#### DATA IN THIS EXERCISE ####

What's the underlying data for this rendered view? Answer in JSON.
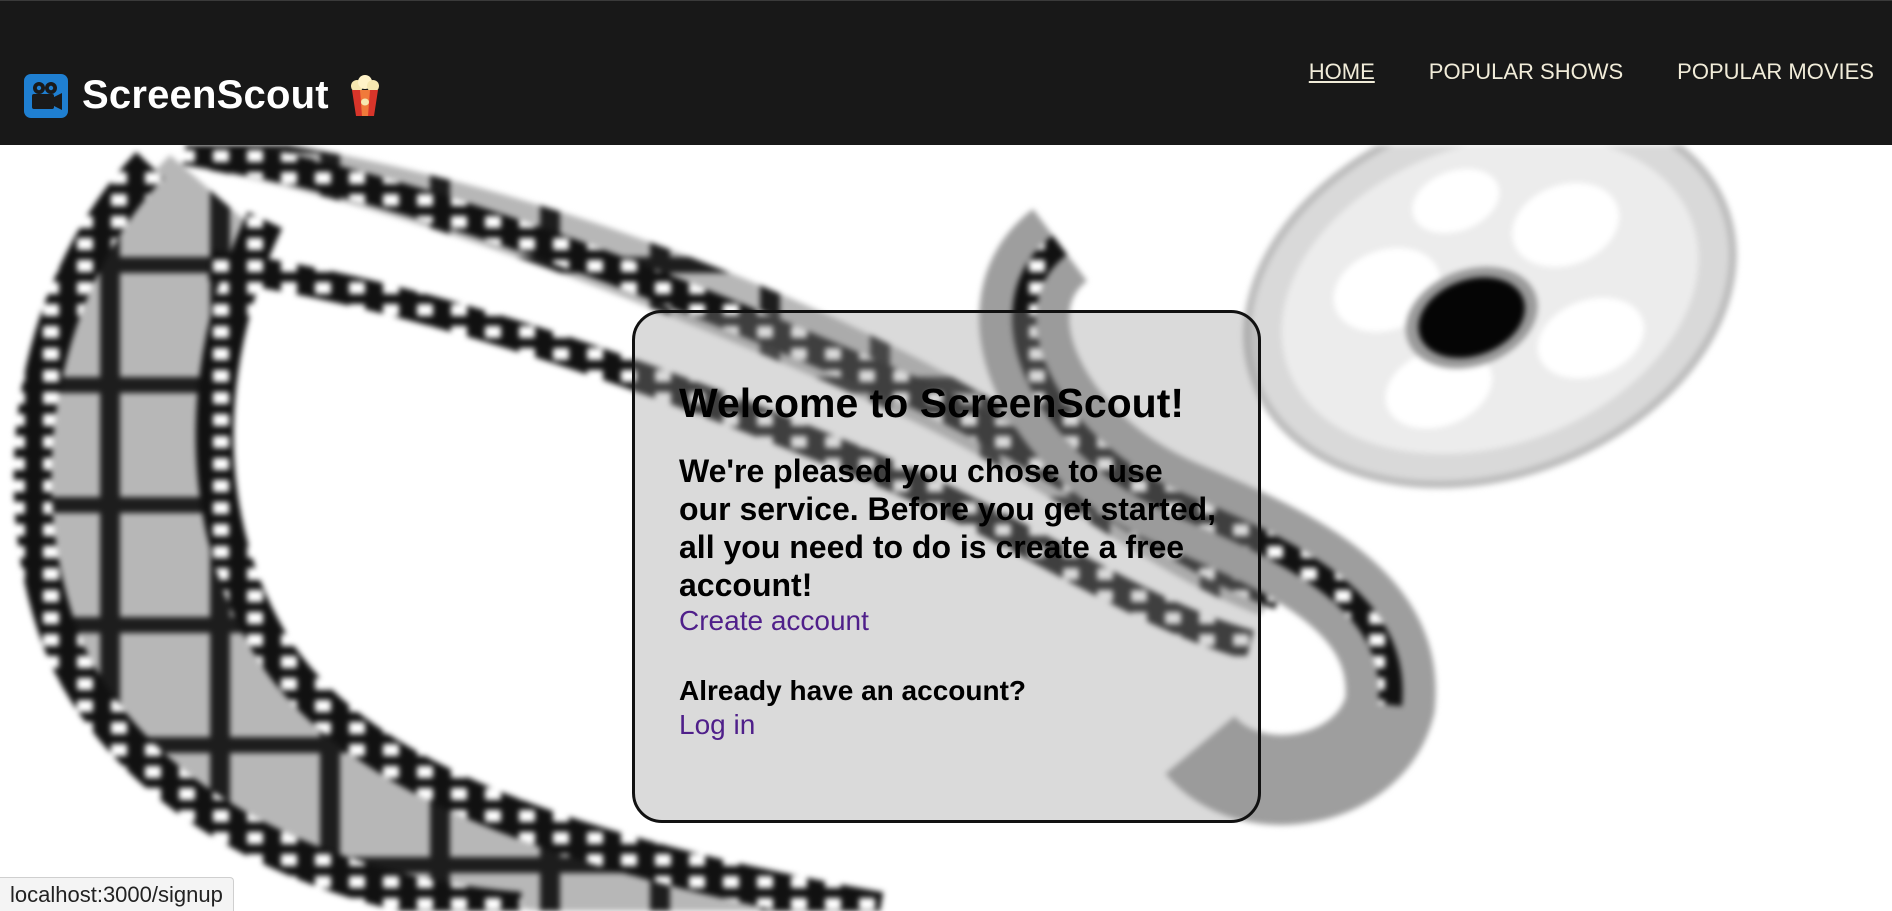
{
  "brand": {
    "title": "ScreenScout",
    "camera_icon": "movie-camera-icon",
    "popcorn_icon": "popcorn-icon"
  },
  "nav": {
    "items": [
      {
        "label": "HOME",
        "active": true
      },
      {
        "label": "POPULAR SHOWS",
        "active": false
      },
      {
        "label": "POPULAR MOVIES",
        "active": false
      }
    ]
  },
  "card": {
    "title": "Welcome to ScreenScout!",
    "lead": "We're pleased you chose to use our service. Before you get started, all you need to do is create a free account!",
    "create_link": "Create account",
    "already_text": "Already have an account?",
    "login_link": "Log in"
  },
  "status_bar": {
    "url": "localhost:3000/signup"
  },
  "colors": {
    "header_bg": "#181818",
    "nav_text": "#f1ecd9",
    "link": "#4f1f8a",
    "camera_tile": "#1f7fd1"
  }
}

####

▶ **PROBLEM DETAILS**
The records above are to be restated exactly, without their pictures.

▶ **CORRECT OUTPUT**
What's the underlying data for this rendered view? Answer in JSON.
{
  "brand": {
    "title": "ScreenScout",
    "camera_icon": "movie-camera-icon",
    "popcorn_icon": "popcorn-icon"
  },
  "nav": {
    "items": [
      {
        "label": "HOME",
        "active": true
      },
      {
        "label": "POPULAR SHOWS",
        "active": false
      },
      {
        "label": "POPULAR MOVIES",
        "active": false
      }
    ]
  },
  "card": {
    "title": "Welcome to ScreenScout!",
    "lead": "We're pleased you chose to use our service. Before you get started, all you need to do is create a free account!",
    "create_link": "Create account",
    "already_text": "Already have an account?",
    "login_link": "Log in"
  },
  "status_bar": {
    "url": "localhost:3000/signup"
  },
  "colors": {
    "header_bg": "#181818",
    "nav_text": "#f1ecd9",
    "link": "#4f1f8a",
    "camera_tile": "#1f7fd1"
  }
}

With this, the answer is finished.